→ WRITTEN TASK:
Pictures do not belong in the copy; quote every entry below exactly.
++++++++
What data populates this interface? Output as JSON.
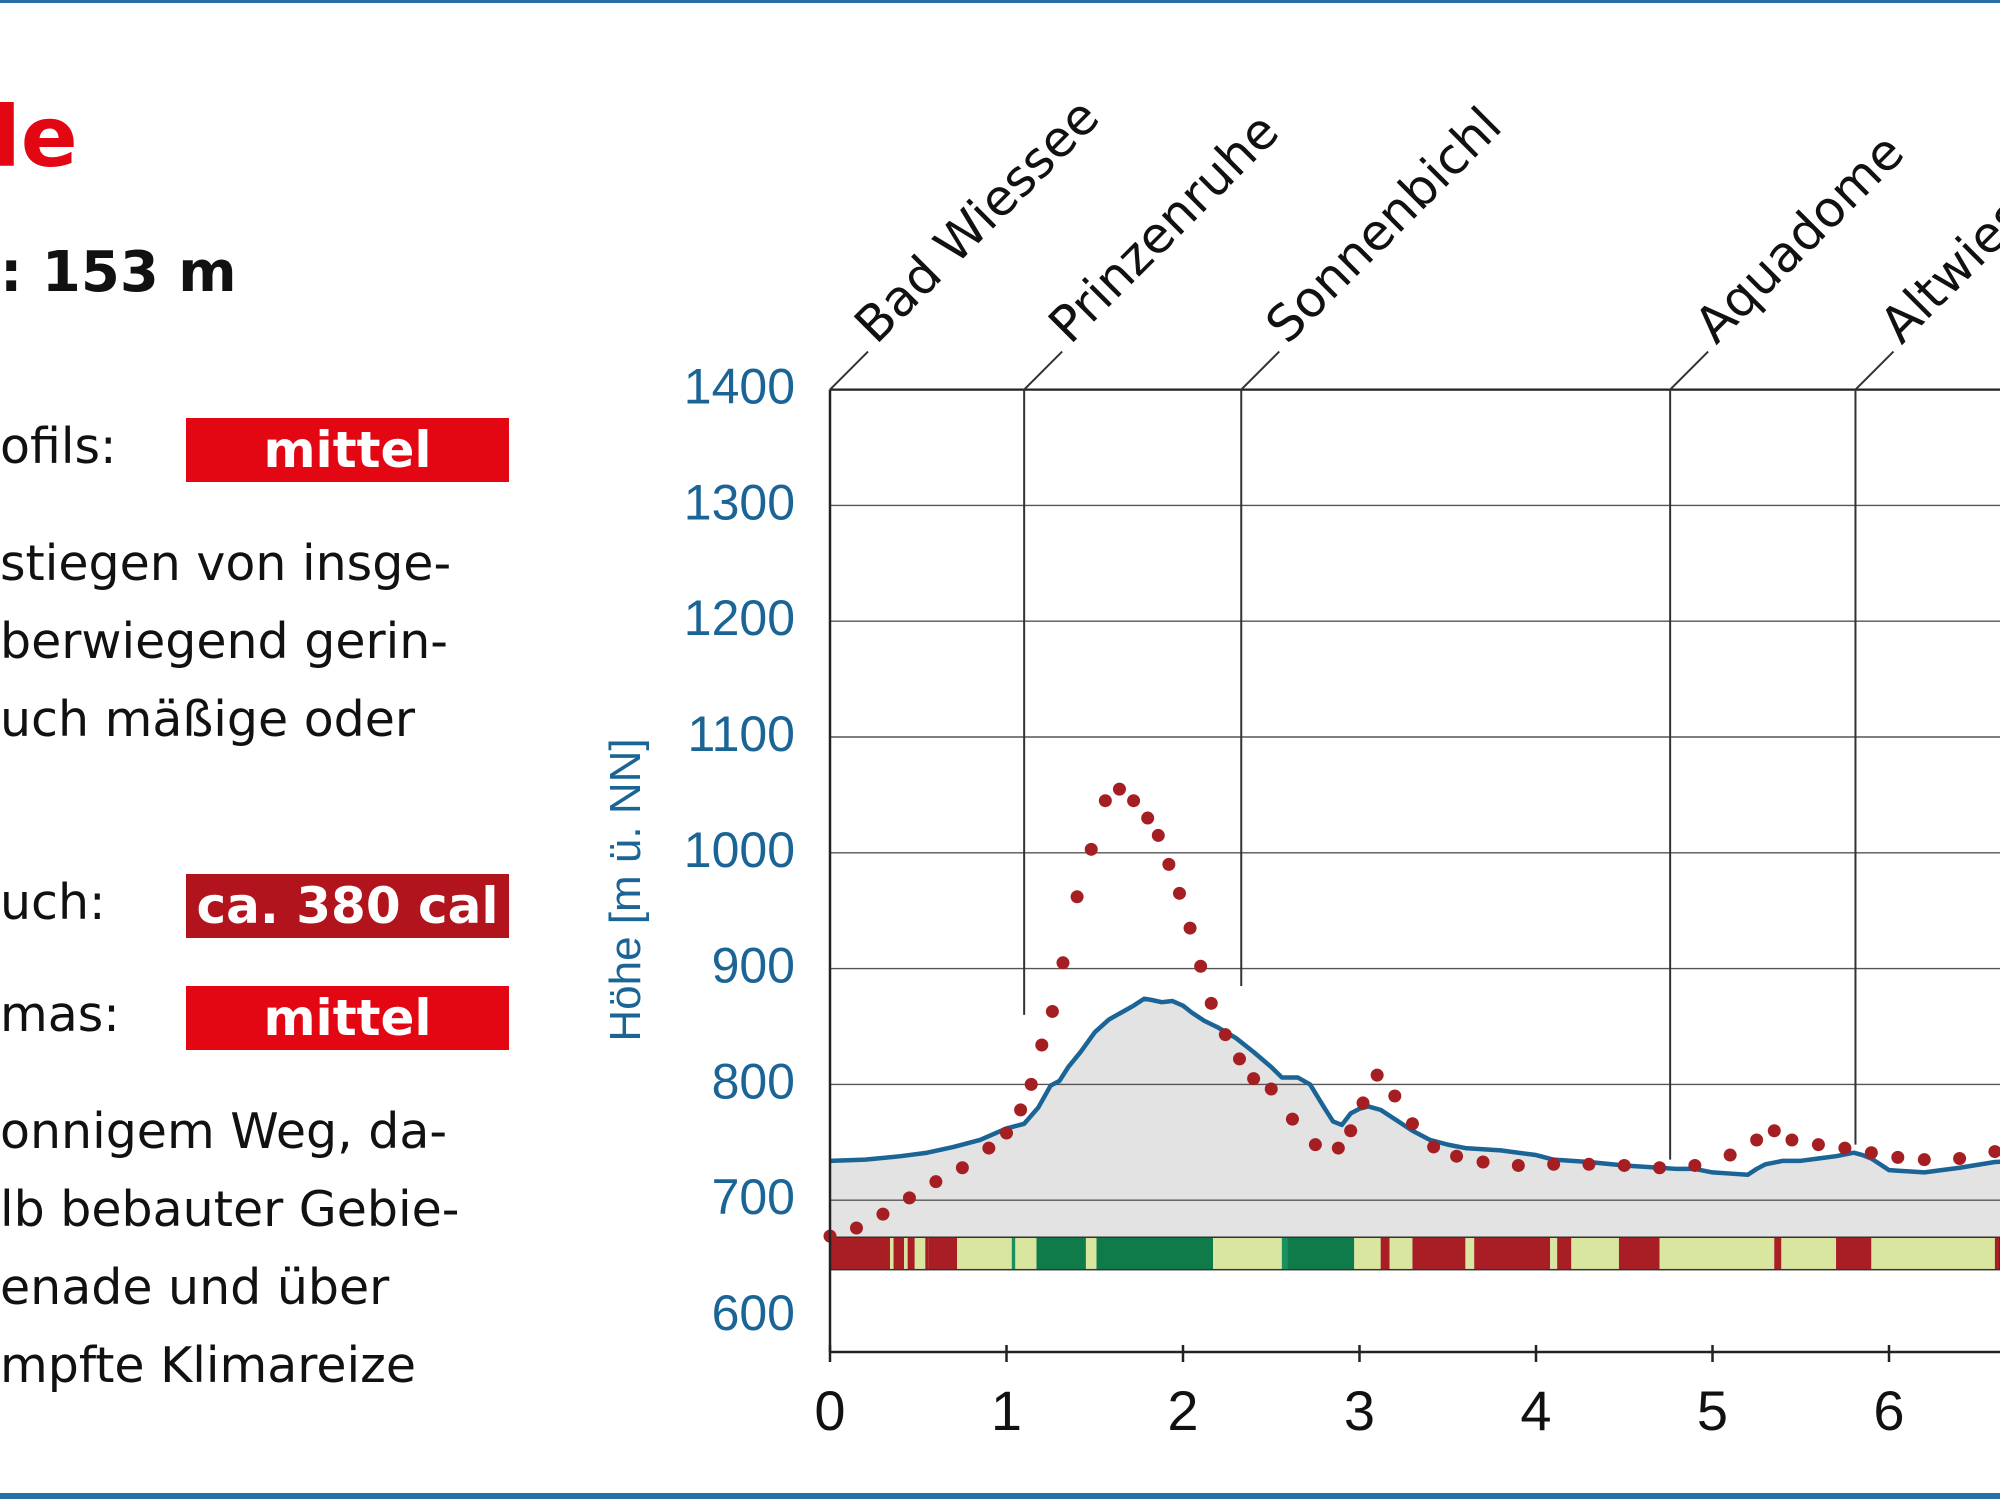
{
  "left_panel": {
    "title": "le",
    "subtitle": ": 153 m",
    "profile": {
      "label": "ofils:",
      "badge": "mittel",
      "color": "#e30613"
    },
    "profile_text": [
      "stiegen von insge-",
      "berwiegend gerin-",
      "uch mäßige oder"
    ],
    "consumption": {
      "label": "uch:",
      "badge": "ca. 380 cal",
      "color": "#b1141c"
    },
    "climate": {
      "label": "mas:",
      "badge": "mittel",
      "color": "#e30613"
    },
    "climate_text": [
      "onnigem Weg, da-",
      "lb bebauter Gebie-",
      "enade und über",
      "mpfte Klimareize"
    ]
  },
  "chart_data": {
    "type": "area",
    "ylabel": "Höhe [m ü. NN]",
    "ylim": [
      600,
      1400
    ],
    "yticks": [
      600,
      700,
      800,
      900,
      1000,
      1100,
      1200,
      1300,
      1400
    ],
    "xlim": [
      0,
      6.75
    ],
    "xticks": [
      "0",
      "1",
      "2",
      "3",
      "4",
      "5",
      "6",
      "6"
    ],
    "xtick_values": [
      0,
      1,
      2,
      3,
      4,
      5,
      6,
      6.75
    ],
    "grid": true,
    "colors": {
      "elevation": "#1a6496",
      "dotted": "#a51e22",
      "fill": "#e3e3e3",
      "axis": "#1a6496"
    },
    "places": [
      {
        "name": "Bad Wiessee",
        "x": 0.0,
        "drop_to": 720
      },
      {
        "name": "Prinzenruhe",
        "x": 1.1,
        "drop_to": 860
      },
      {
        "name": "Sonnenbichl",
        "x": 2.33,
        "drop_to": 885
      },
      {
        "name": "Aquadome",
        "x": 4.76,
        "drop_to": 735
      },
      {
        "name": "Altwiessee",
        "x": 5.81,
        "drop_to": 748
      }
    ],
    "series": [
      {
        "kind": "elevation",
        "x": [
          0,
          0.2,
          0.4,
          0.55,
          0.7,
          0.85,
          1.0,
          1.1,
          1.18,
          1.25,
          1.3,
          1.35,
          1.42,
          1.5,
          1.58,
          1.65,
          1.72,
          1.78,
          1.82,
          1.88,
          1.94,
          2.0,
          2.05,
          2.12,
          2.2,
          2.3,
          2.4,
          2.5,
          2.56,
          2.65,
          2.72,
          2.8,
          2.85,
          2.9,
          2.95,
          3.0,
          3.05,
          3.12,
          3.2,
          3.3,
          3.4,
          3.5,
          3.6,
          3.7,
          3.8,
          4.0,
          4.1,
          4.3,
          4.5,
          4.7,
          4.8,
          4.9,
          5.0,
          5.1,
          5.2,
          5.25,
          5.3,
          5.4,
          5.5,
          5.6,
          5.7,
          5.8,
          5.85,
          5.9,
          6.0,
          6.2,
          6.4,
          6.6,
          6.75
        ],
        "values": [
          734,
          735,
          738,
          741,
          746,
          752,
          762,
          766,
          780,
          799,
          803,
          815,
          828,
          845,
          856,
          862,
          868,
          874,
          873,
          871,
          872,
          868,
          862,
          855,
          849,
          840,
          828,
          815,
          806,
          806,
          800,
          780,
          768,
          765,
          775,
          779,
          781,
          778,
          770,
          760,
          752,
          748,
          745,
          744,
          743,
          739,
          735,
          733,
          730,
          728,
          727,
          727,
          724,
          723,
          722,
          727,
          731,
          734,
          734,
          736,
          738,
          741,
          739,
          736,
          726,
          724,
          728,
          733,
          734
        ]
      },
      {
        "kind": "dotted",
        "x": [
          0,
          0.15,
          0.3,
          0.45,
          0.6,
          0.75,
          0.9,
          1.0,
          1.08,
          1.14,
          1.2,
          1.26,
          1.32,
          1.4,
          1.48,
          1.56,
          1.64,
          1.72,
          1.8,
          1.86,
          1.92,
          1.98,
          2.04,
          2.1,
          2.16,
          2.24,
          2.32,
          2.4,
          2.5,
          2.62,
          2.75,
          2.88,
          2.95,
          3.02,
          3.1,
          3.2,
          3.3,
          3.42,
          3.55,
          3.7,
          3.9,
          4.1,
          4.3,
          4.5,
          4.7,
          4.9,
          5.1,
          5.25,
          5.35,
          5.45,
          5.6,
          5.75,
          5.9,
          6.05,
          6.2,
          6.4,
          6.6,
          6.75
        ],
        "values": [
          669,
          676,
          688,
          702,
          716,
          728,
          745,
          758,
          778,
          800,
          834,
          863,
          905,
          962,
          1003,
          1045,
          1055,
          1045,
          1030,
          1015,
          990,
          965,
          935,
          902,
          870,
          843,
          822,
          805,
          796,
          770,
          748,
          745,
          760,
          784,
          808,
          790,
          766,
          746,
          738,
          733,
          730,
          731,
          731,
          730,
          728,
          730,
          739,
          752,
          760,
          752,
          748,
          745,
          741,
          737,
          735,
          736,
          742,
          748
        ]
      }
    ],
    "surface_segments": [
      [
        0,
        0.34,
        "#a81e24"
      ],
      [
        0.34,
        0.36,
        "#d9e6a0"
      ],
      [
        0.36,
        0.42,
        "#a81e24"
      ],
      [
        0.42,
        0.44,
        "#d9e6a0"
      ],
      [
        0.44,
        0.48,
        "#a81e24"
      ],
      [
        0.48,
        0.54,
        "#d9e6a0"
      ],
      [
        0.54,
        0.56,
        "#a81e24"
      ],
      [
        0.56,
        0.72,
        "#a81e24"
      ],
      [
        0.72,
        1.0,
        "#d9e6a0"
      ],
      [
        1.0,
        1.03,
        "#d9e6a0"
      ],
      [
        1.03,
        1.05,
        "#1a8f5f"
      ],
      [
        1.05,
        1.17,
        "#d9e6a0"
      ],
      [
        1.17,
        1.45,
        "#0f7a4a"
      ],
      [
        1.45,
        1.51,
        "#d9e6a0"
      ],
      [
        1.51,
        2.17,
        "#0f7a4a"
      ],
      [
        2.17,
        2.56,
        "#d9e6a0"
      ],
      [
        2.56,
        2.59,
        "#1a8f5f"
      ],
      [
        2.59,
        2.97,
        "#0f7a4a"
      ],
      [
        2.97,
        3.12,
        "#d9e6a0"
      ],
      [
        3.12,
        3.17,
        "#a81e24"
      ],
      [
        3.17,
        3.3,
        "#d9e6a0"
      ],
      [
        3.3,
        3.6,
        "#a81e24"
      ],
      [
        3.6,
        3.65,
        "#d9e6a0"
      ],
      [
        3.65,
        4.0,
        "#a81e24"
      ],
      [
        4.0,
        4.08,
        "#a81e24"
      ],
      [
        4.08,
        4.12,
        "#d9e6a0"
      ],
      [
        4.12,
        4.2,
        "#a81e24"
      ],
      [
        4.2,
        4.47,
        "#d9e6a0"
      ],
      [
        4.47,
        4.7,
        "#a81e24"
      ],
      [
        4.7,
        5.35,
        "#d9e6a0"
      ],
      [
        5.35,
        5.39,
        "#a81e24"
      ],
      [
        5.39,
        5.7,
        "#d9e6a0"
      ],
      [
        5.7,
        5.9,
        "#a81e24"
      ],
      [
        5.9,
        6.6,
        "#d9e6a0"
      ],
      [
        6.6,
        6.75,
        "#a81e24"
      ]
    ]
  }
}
++++++++
→ WRITTEN ANSWER:
What data populates this interface? Output as JSON.
{
  "left_panel": {
    "title": "le",
    "subtitle": ": 153 m",
    "profile": {
      "label": "ofils:",
      "badge": "mittel",
      "color": "#e30613"
    },
    "profile_text": [
      "stiegen von insge-",
      "berwiegend gerin-",
      "uch mäßige oder"
    ],
    "consumption": {
      "label": "uch:",
      "badge": "ca. 380 cal",
      "color": "#b1141c"
    },
    "climate": {
      "label": "mas:",
      "badge": "mittel",
      "color": "#e30613"
    },
    "climate_text": [
      "onnigem Weg, da-",
      "lb bebauter Gebie-",
      "enade und über",
      "mpfte Klimareize"
    ]
  },
  "chart_data": {
    "type": "area",
    "ylabel": "Höhe [m ü. NN]",
    "ylim": [
      600,
      1400
    ],
    "yticks": [
      600,
      700,
      800,
      900,
      1000,
      1100,
      1200,
      1300,
      1400
    ],
    "xlim": [
      0,
      6.75
    ],
    "xticks": [
      "0",
      "1",
      "2",
      "3",
      "4",
      "5",
      "6",
      "6"
    ],
    "xtick_values": [
      0,
      1,
      2,
      3,
      4,
      5,
      6,
      6.75
    ],
    "grid": true,
    "colors": {
      "elevation": "#1a6496",
      "dotted": "#a51e22",
      "fill": "#e3e3e3",
      "axis": "#1a6496"
    },
    "places": [
      {
        "name": "Bad Wiessee",
        "x": 0.0,
        "drop_to": 720
      },
      {
        "name": "Prinzenruhe",
        "x": 1.1,
        "drop_to": 860
      },
      {
        "name": "Sonnenbichl",
        "x": 2.33,
        "drop_to": 885
      },
      {
        "name": "Aquadome",
        "x": 4.76,
        "drop_to": 735
      },
      {
        "name": "Altwiessee",
        "x": 5.81,
        "drop_to": 748
      }
    ],
    "series": [
      {
        "kind": "elevation",
        "x": [
          0,
          0.2,
          0.4,
          0.55,
          0.7,
          0.85,
          1.0,
          1.1,
          1.18,
          1.25,
          1.3,
          1.35,
          1.42,
          1.5,
          1.58,
          1.65,
          1.72,
          1.78,
          1.82,
          1.88,
          1.94,
          2.0,
          2.05,
          2.12,
          2.2,
          2.3,
          2.4,
          2.5,
          2.56,
          2.65,
          2.72,
          2.8,
          2.85,
          2.9,
          2.95,
          3.0,
          3.05,
          3.12,
          3.2,
          3.3,
          3.4,
          3.5,
          3.6,
          3.7,
          3.8,
          4.0,
          4.1,
          4.3,
          4.5,
          4.7,
          4.8,
          4.9,
          5.0,
          5.1,
          5.2,
          5.25,
          5.3,
          5.4,
          5.5,
          5.6,
          5.7,
          5.8,
          5.85,
          5.9,
          6.0,
          6.2,
          6.4,
          6.6,
          6.75
        ],
        "values": [
          734,
          735,
          738,
          741,
          746,
          752,
          762,
          766,
          780,
          799,
          803,
          815,
          828,
          845,
          856,
          862,
          868,
          874,
          873,
          871,
          872,
          868,
          862,
          855,
          849,
          840,
          828,
          815,
          806,
          806,
          800,
          780,
          768,
          765,
          775,
          779,
          781,
          778,
          770,
          760,
          752,
          748,
          745,
          744,
          743,
          739,
          735,
          733,
          730,
          728,
          727,
          727,
          724,
          723,
          722,
          727,
          731,
          734,
          734,
          736,
          738,
          741,
          739,
          736,
          726,
          724,
          728,
          733,
          734
        ]
      },
      {
        "kind": "dotted",
        "x": [
          0,
          0.15,
          0.3,
          0.45,
          0.6,
          0.75,
          0.9,
          1.0,
          1.08,
          1.14,
          1.2,
          1.26,
          1.32,
          1.4,
          1.48,
          1.56,
          1.64,
          1.72,
          1.8,
          1.86,
          1.92,
          1.98,
          2.04,
          2.1,
          2.16,
          2.24,
          2.32,
          2.4,
          2.5,
          2.62,
          2.75,
          2.88,
          2.95,
          3.02,
          3.1,
          3.2,
          3.3,
          3.42,
          3.55,
          3.7,
          3.9,
          4.1,
          4.3,
          4.5,
          4.7,
          4.9,
          5.1,
          5.25,
          5.35,
          5.45,
          5.6,
          5.75,
          5.9,
          6.05,
          6.2,
          6.4,
          6.6,
          6.75
        ],
        "values": [
          669,
          676,
          688,
          702,
          716,
          728,
          745,
          758,
          778,
          800,
          834,
          863,
          905,
          962,
          1003,
          1045,
          1055,
          1045,
          1030,
          1015,
          990,
          965,
          935,
          902,
          870,
          843,
          822,
          805,
          796,
          770,
          748,
          745,
          760,
          784,
          808,
          790,
          766,
          746,
          738,
          733,
          730,
          731,
          731,
          730,
          728,
          730,
          739,
          752,
          760,
          752,
          748,
          745,
          741,
          737,
          735,
          736,
          742,
          748
        ]
      }
    ],
    "surface_segments": [
      [
        0,
        0.34,
        "#a81e24"
      ],
      [
        0.34,
        0.36,
        "#d9e6a0"
      ],
      [
        0.36,
        0.42,
        "#a81e24"
      ],
      [
        0.42,
        0.44,
        "#d9e6a0"
      ],
      [
        0.44,
        0.48,
        "#a81e24"
      ],
      [
        0.48,
        0.54,
        "#d9e6a0"
      ],
      [
        0.54,
        0.56,
        "#a81e24"
      ],
      [
        0.56,
        0.72,
        "#a81e24"
      ],
      [
        0.72,
        1.0,
        "#d9e6a0"
      ],
      [
        1.0,
        1.03,
        "#d9e6a0"
      ],
      [
        1.03,
        1.05,
        "#1a8f5f"
      ],
      [
        1.05,
        1.17,
        "#d9e6a0"
      ],
      [
        1.17,
        1.45,
        "#0f7a4a"
      ],
      [
        1.45,
        1.51,
        "#d9e6a0"
      ],
      [
        1.51,
        2.17,
        "#0f7a4a"
      ],
      [
        2.17,
        2.56,
        "#d9e6a0"
      ],
      [
        2.56,
        2.59,
        "#1a8f5f"
      ],
      [
        2.59,
        2.97,
        "#0f7a4a"
      ],
      [
        2.97,
        3.12,
        "#d9e6a0"
      ],
      [
        3.12,
        3.17,
        "#a81e24"
      ],
      [
        3.17,
        3.3,
        "#d9e6a0"
      ],
      [
        3.3,
        3.6,
        "#a81e24"
      ],
      [
        3.6,
        3.65,
        "#d9e6a0"
      ],
      [
        3.65,
        4.0,
        "#a81e24"
      ],
      [
        4.0,
        4.08,
        "#a81e24"
      ],
      [
        4.08,
        4.12,
        "#d9e6a0"
      ],
      [
        4.12,
        4.2,
        "#a81e24"
      ],
      [
        4.2,
        4.47,
        "#d9e6a0"
      ],
      [
        4.47,
        4.7,
        "#a81e24"
      ],
      [
        4.7,
        5.35,
        "#d9e6a0"
      ],
      [
        5.35,
        5.39,
        "#a81e24"
      ],
      [
        5.39,
        5.7,
        "#d9e6a0"
      ],
      [
        5.7,
        5.9,
        "#a81e24"
      ],
      [
        5.9,
        6.6,
        "#d9e6a0"
      ],
      [
        6.6,
        6.75,
        "#a81e24"
      ]
    ]
  }
}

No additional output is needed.